### Task instructions
Summarize the news excerpt about the Governor General's Literary Awards in two sentences.

BEGIN Excerpted text

Ellie just won Canada's highest literary prize:
http://www.vancouversun.com/entertai...748/story.html

TORONTO - Ontario-born author Eleanor Catton has followed up her Man Booker Prize with a Governor General's Literary Award.

The Canada Council for the Arts announced this morning that the 28-year-old is the winner in the fiction category for her novel, "The Luminaries."

Last month, Catton became the youngest author to win the Booker for the mystery story, which is set amid a gold rush in New Zealand — where the writer moved with her family at age six from London, Ont.

This year's winner of the Governor-General's Award for non-fiction is "Journey with No Maps: A Life of P.K. Page" by Vancouver-based Sandra Djwa.

Katherena Vermette of Winnipeg claimed the English-language poetry prize for "North End Love Songs," while the drama honour went to "Fault Lines: Greenland — Iceland — Faroe" by Nicolas Billon, who was born in Ottawa, grew up in Montreal and now lives in Toronto.

Gov. Gen. David Johnston will present the awards, each worth $25,000, on Nov. 28th in Ottawa.

"The Luminaries" (McClelland & Stewart) is Catton's second novel after 2008's "The Rehearsal," which won the Amazon.ca First Novel Award.

The structure and characters of the 832-page story revolve around astrological charts from the year in which the tale is set.

END Excerpted text
BEGIN Extracted data

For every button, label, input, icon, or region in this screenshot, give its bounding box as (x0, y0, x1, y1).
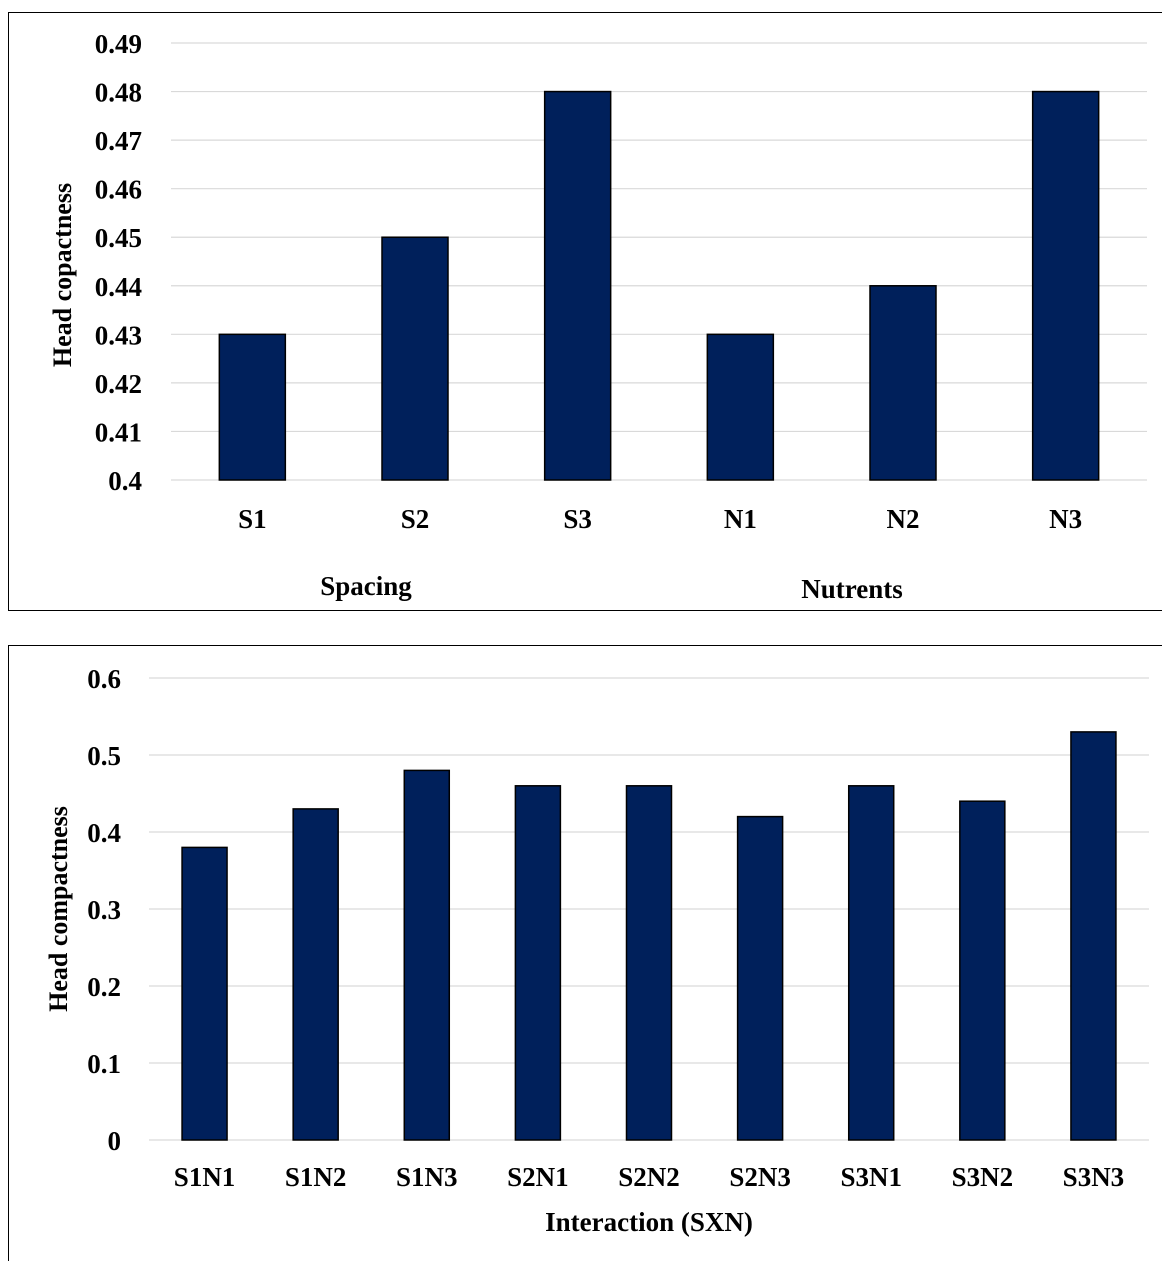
x-tick-label: S1N3 (396, 1162, 458, 1192)
x-tick-label: S2N3 (729, 1162, 791, 1192)
x-tick-label: S3N3 (1063, 1162, 1125, 1192)
x-tick-label: S1N1 (174, 1162, 236, 1192)
bar-n3 (1031, 90, 1100, 481)
y-tick-label: 0.42 (95, 369, 142, 399)
x-tick-label: S3N1 (840, 1162, 902, 1192)
group-label-nutrents: Nutrents (801, 574, 903, 604)
y-tick-label: 0.6 (87, 664, 121, 694)
y-tick-label: 0.47 (95, 126, 142, 156)
bar-s2 (381, 236, 449, 481)
y-tick-label: 0.4 (87, 818, 121, 848)
x-tick-label: N3 (1049, 504, 1082, 534)
bar-s1n2 (292, 808, 339, 1141)
x-axis-label: Interaction (SXN) (545, 1207, 753, 1237)
chart-panel-bottom: 0 0.1 0.2 0.3 0.4 0.5 0.6 S1N1 S1N2 S1N3 S2N1 S2N2… (8, 645, 1162, 1261)
y-tick-label: 0.2 (87, 972, 121, 1002)
y-axis-label: Head compactness (44, 806, 73, 1012)
y-tick-label: 0.46 (95, 175, 142, 205)
y-tick-label: 0.4 (108, 466, 142, 496)
x-tick-label: S2N1 (507, 1162, 569, 1192)
chart-top: 0.40.410.420.430.440.450.460.470.480.49 … (48, 29, 1147, 604)
x-tick-label: N1 (724, 504, 757, 534)
y-tick-label: 0.3 (87, 895, 121, 925)
y-tick-label: 0.43 (95, 320, 142, 350)
y-tick-label: 0.5 (87, 741, 121, 771)
x-tick-label: S1N2 (285, 1162, 347, 1192)
y-tick-label: 0.44 (95, 272, 142, 302)
y-tick-label: 0.49 (95, 29, 142, 59)
bar-s3 (543, 90, 612, 481)
y-tick-label: 0.48 (95, 78, 142, 108)
x-tick-label: S2N2 (618, 1162, 680, 1192)
bar-s1n3 (403, 769, 451, 1141)
bar-n1 (706, 333, 775, 481)
bar-n2 (869, 285, 937, 481)
bar-s1n1 (181, 846, 228, 1141)
x-tick-label: S3 (563, 504, 592, 534)
chart-bottom: 0 0.1 0.2 0.3 0.4 0.5 0.6 S1N1 S1N2 S1N3 S2N1 S2N2… (44, 664, 1149, 1237)
bar-s3n3 (1070, 731, 1117, 1141)
y-tick-label: 0 (108, 1126, 122, 1156)
bar-s2n2 (625, 785, 673, 1141)
group-label-spacing: Spacing (320, 571, 412, 601)
x-tick-label: S2 (401, 504, 430, 534)
y-tick-label: 0.45 (95, 223, 142, 253)
y-tick-label: 0.41 (95, 417, 142, 447)
bar-s1 (218, 333, 287, 481)
x-tick-label: S1 (238, 504, 267, 534)
y-tick-label: 0.1 (87, 1049, 121, 1079)
chart-panel-top: 0.4 0.41 0.42 0.43 0.44 0.45 0.46 0.47 0.48 0.49 … (8, 12, 1162, 611)
bar-s3n2 (959, 800, 1006, 1141)
y-axis-label: Head copactness (48, 183, 77, 367)
bar-s2n1 (514, 785, 562, 1141)
bar-s3n1 (847, 785, 895, 1141)
x-tick-label: S3N2 (952, 1162, 1014, 1192)
x-tick-label: N2 (887, 504, 920, 534)
bar-s2n3 (736, 815, 784, 1141)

END Extracted data

### The result
Eleanor Catton, the 28-year-old Ontario-born author who last month became the youngest winner of the Man Booker Prize, has won the Governor General's Literary Award for fiction for "The Luminaries," a mystery set amid a gold rush in New Zealand. The other winners are Sandra Djwa for non-fiction, Katherena Vermette for English-language poetry and Nicolas Billon for drama, and Gov. Gen. David Johnston will present the awards, each worth $25,000, on Nov. 28 in Ottawa.